* [What is expected]
Look through the records below and give the number of lines holding the string "refrigerator", nothing more.

* [Supplied material]
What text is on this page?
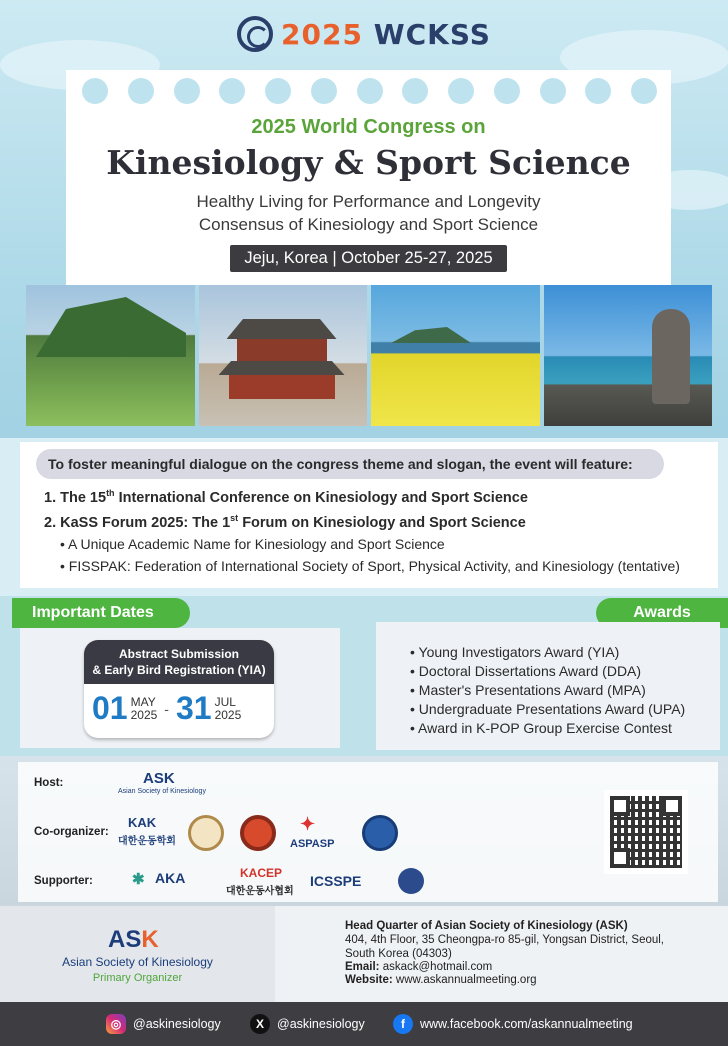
2025 WCKSS
2025 World Congress on
Kinesiology & Sport Science
Healthy Living for Performance and Longevity
Consensus of Kinesiology and Sport Science
Jeju, Korea | October 25-27, 2025
To foster meaningful dialogue on the congress theme and slogan, the event will feature:
1. The 15th International Conference on Kinesiology and Sport Science
2. KaSS Forum 2025: The 1st Forum on Kinesiology and Sport Science
• A Unique Academic Name for Kinesiology and Sport Science
• FISSPAK: Federation of International Society of Sport, Physical Activity, and Kinesiology (tentative)
Important Dates	Awards
Abstract Submission
& Early Bird Registration (YIA)
01 MAY
2025 - 31 JUL
2025
• Young Investigators Award (YIA)
• Doctoral Dissertations Award (DDA)
• Master's Presentations Award (MPA)
• Undergraduate Presentations Award (UPA)
• Award in K-POP Group Exercise Contest
Host:
Co-organizer:
Supporter:
ASK
Asian Society of Kinesiology
KAK
대한운동학회	ASPASP
✦
✱ AKA	KACEP
대한운동사협회
ICSSPE
ASK
Asian Society of Kinesiology
Primary Organizer
Head Quarter of Asian Society of Kinesiology (ASK)
404, 4th Floor, 35 Cheongpa-ro 85-gil, Yongsan District, Seoul,
South Korea (04303)
Email: askack@hotmail.com
Website: www.askannualmeeting.org
◎ @askinesiology	X	@askinesiology	f	www.facebook.com/askannualmeeting
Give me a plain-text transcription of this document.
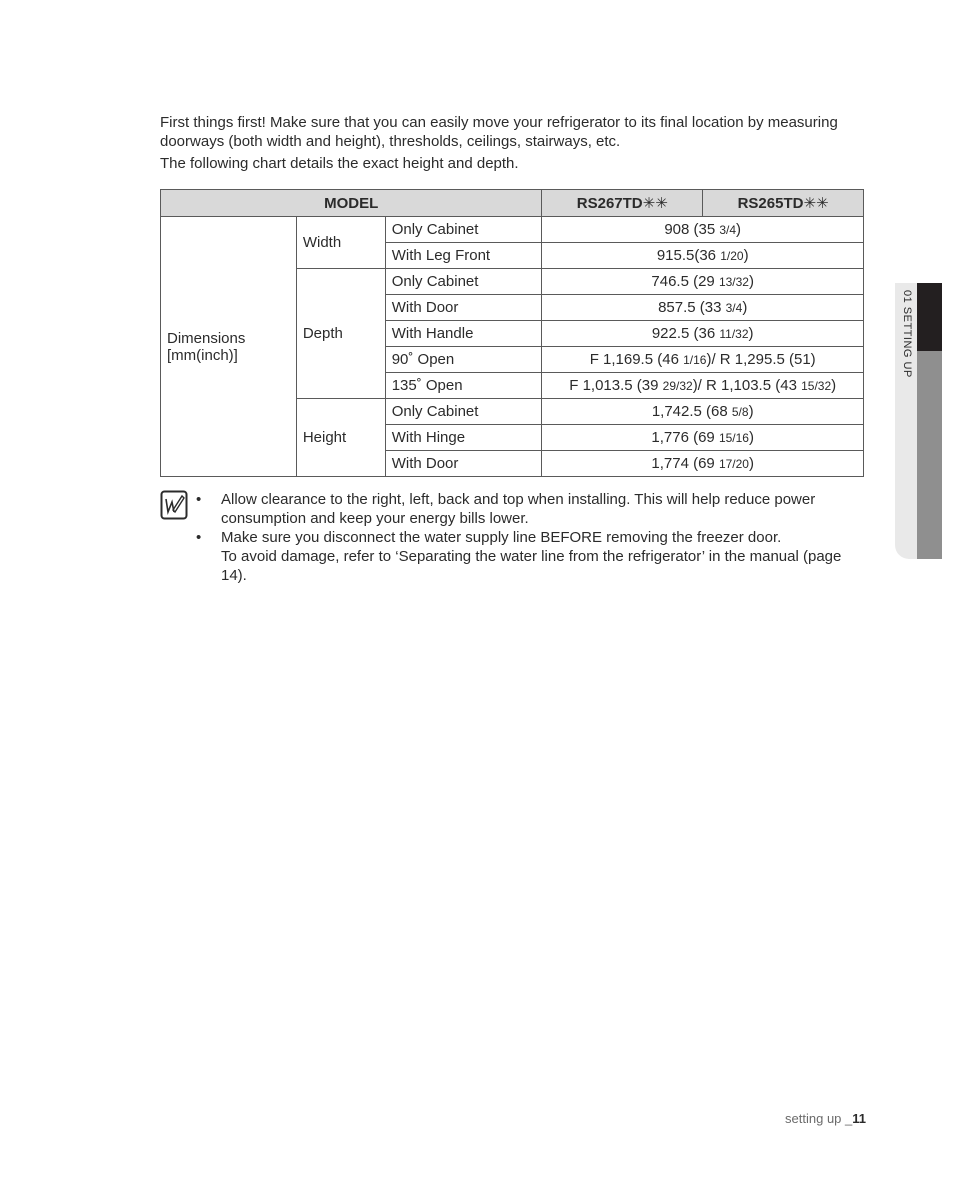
First things first! Make sure that you can easily move your refrigerator to its final location by measuring doorways (both width and height), thresholds, ceilings, stairways, etc.

The following chart details the exact height and depth.

MODEL			RS267TD✳✳	RS265TD✳✳
Dimensions
[mm(inch)]	Width	Only Cabinet	908 (35 3/4)	
		With Leg Front	915.5(36 1/20)	
	Depth	Only Cabinet	746.5 (29 13/32)	
		With Door	857.5 (33 3/4)	
		With Handle	922.5 (36 11/32)	
		90˚ Open	F 1,169.5 (46 1/16)/ R 1,295.5 (51)	
		135˚ Open	F 1,013.5 (39 29/32)/ R 1,103.5 (43 15/32)	
	Height	Only Cabinet	1,742.5 (68 5/8)	
		With Hinge	1,776 (69 15/16)	
		With Door	1,774 (69 17/20)	
• Allow clearance to the right, left, back and top when installing. This will help reduce power consumption and keep your energy bills lower.
• Make sure you disconnect the water supply line BEFORE removing the freezer door.
To avoid damage, refer to ‘Separating the water line from the refrigerator’ in the manual (page 14).
01 SETTING UP
setting up _11
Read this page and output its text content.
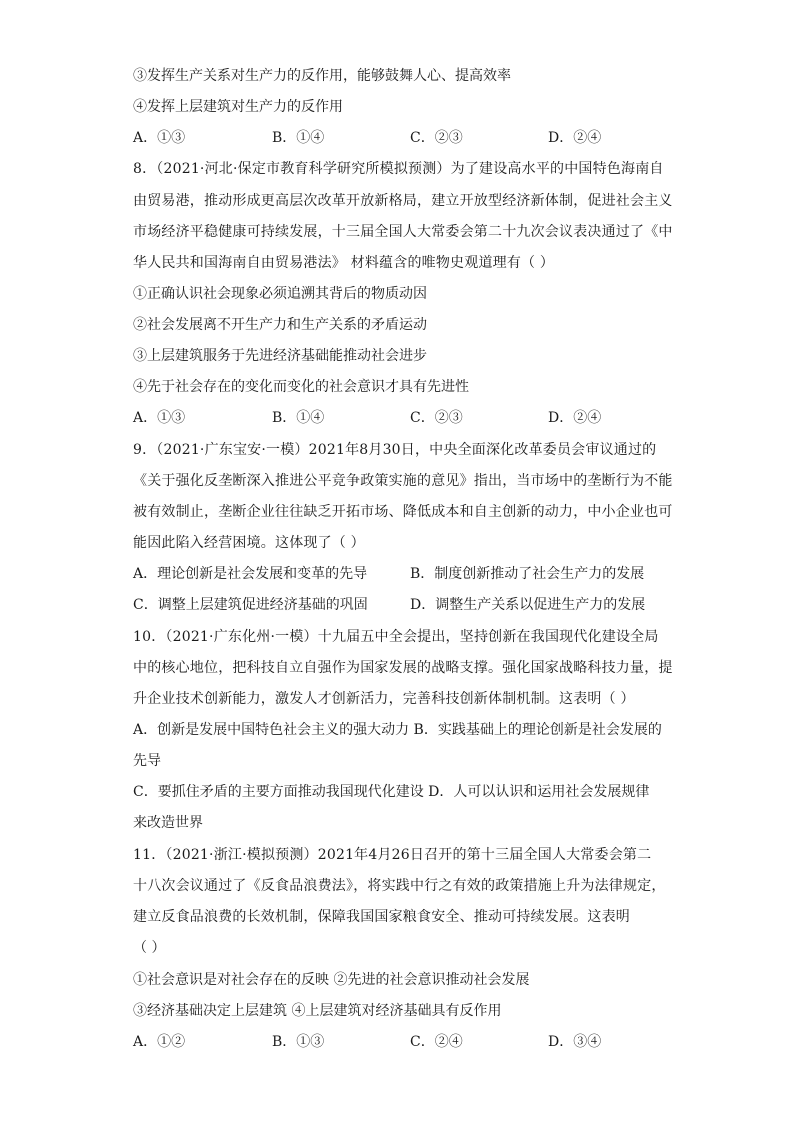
③发挥生产关系对生产力的反作用，能够鼓舞人心、提高效率
④发挥上层建筑对生产力的反作用
A．①③	B．①④	C．②③	D．②④
8．（2021·河北·保定市教育科学研究所模拟预测）为了建设高水平的中国特色海南自
由贸易港，推动形成更高层次改革开放新格局，建立开放型经济新体制，促进社会主义
市场经济平稳健康可持续发展，十三届全国人大常委会第二十九次会议表决通过了《中
华人民共和国海南自由贸易港法》 材料蕴含的唯物史观道理有（ ）
①正确认识社会现象必须追溯其背后的物质动因
②社会发展离不开生产力和生产关系的矛盾运动
③上层建筑服务于先进经济基础能推动社会进步
④先于社会存在的变化而变化的社会意识才具有先进性
A．①③	B．①④	C．②③	D．②④
9．（2021·广东宝安·一模）2021年8月30日，中央全面深化改革委员会审议通过的
《关于强化反垄断深入推进公平竞争政策实施的意见》指出，当市场中的垄断行为不能
被有效制止，垄断企业往往缺乏开拓市场、降低成本和自主创新的动力，中小企业也可
能因此陷入经营困境。这体现了（ ）
A．理论创新是社会发展和变革的先导	B．制度创新推动了社会生产力的发展
C．调整上层建筑促进经济基础的巩固	D．调整生产关系以促进生产力的发展
10．（2021·广东化州·一模）十九届五中全会提出，坚持创新在我国现代化建设全局
中的核心地位，把科技自立自强作为国家发展的战略支撑。强化国家战略科技力量，提
升企业技术创新能力，激发人才创新活力，完善科技创新体制机制。这表明（ ）
A．创新是发展中国特色社会主义的强大动力 B．实践基础上的理论创新是社会发展的
先导
C．要抓住矛盾的主要方面推动我国现代化建设 D．人可以认识和运用社会发展规律
来改造世界
11．（2021·浙江·模拟预测）2021年4月26日召开的第十三届全国人大常委会第二
十八次会议通过了《反食品浪费法》，将实践中行之有效的政策措施上升为法律规定，
建立反食品浪费的长效机制，保障我国国家粮食安全、推动可持续发展。这表明
（ ）
①社会意识是对社会存在的反映 ②先进的社会意识推动社会发展
③经济基础决定上层建筑 ④上层建筑对经济基础具有反作用
A．①②	B．①③	C．②④	D．③④
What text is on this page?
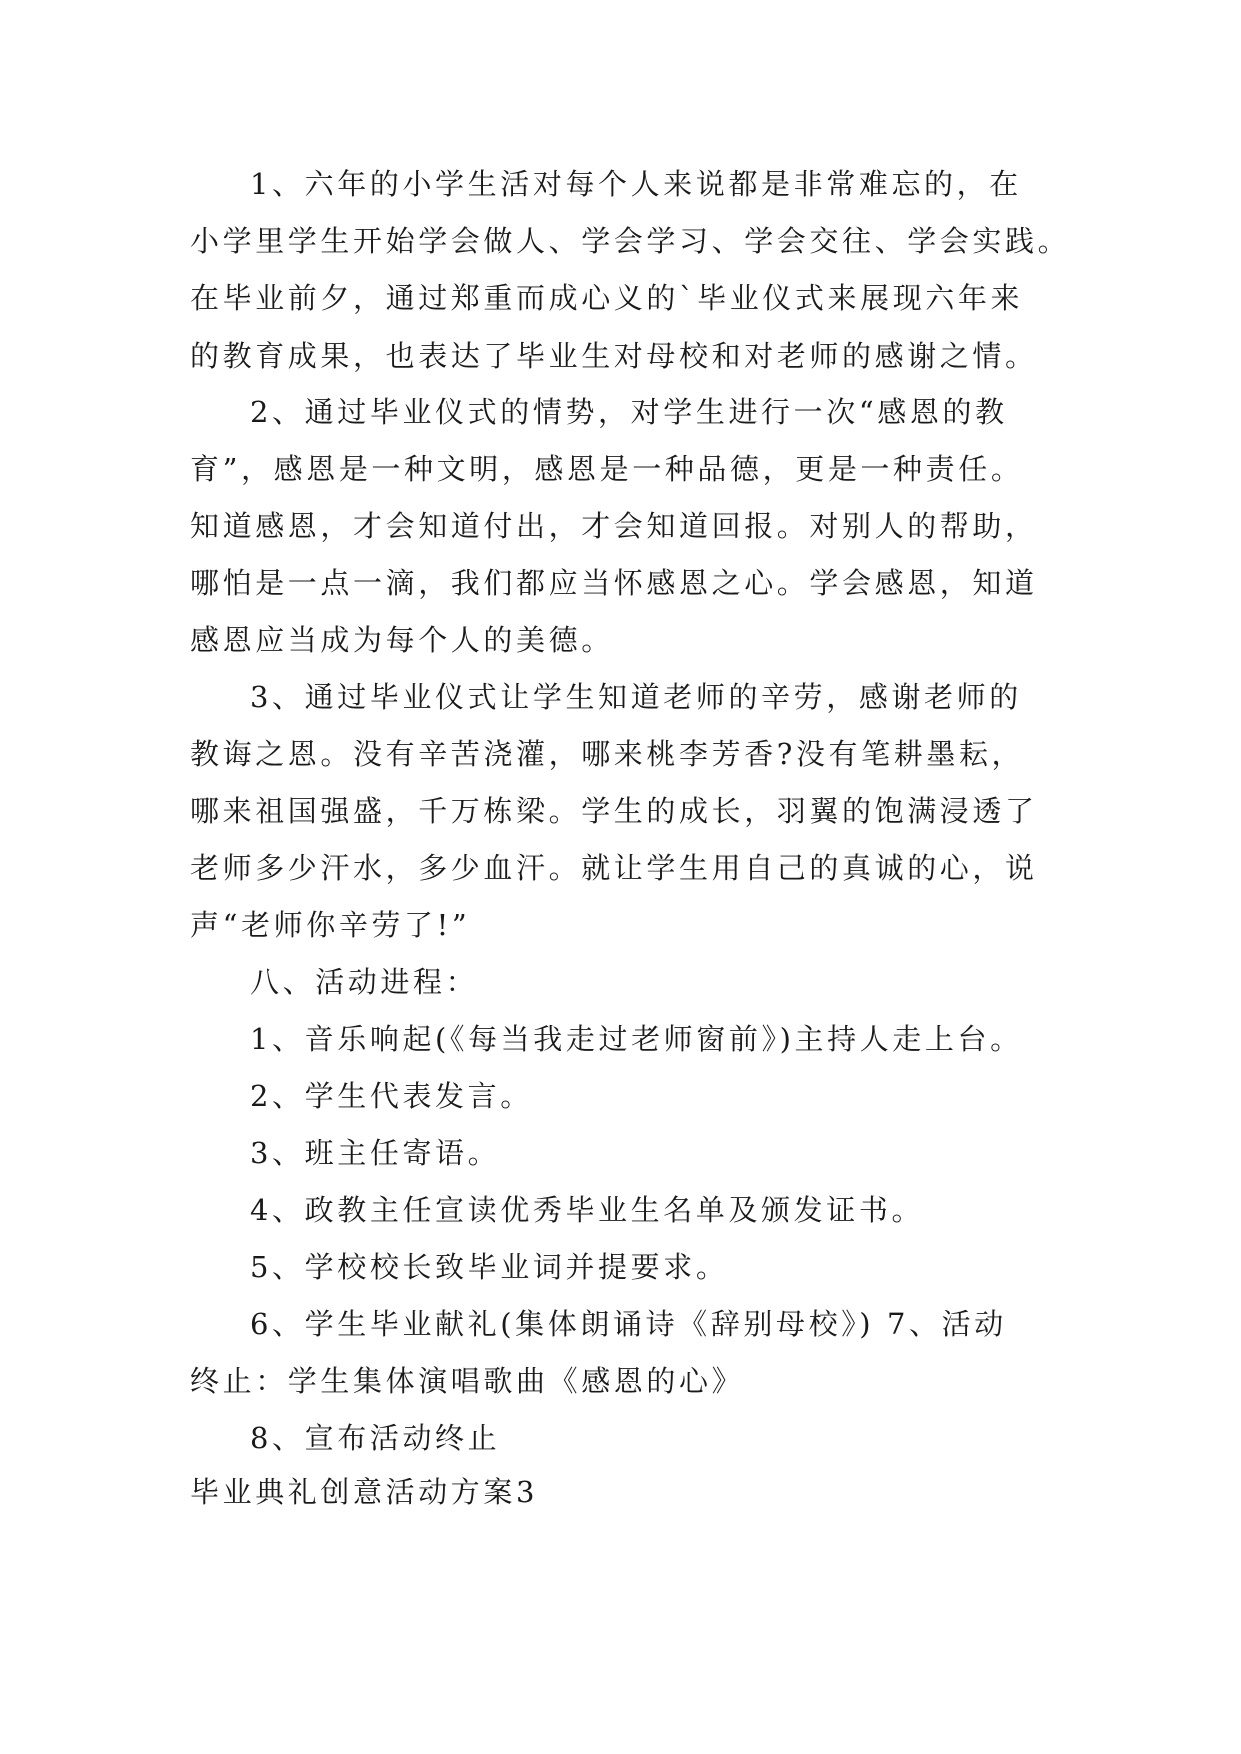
1、六年的小学生活对每个人来说都是非常难忘的，在
小学里学生开始学会做人、学会学习、学会交往、学会实践。
在毕业前夕，通过郑重而成心义的`毕业仪式来展现六年来
的教育成果，也表达了毕业生对母校和对老师的感谢之情。
2、通过毕业仪式的情势，对学生进行一次“感恩的教
育”，感恩是一种文明，感恩是一种品德，更是一种责任。
知道感恩，才会知道付出，才会知道回报。对别人的帮助，
哪怕是一点一滴，我们都应当怀感恩之心。学会感恩，知道
感恩应当成为每个人的美德。
3、通过毕业仪式让学生知道老师的辛劳，感谢老师的
教诲之恩。没有辛苦浇灌，哪来桃李芳香?没有笔耕墨耘，
哪来祖国强盛，千万栋梁。学生的成长，羽翼的饱满浸透了
老师多少汗水，多少血汗。就让学生用自己的真诚的心，说
声“老师你辛劳了!”
八、活动进程：
1、音乐响起(《每当我走过老师窗前》)主持人走上台。
2、学生代表发言。
3、班主任寄语。
4、政教主任宣读优秀毕业生名单及颁发证书。
5、学校校长致毕业词并提要求。
6、学生毕业献礼(集体朗诵诗《辞别母校》) 7、活动
终止：学生集体演唱歌曲《感恩的心》
8、宣布活动终止
毕业典礼创意活动方案3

* [Written response]
2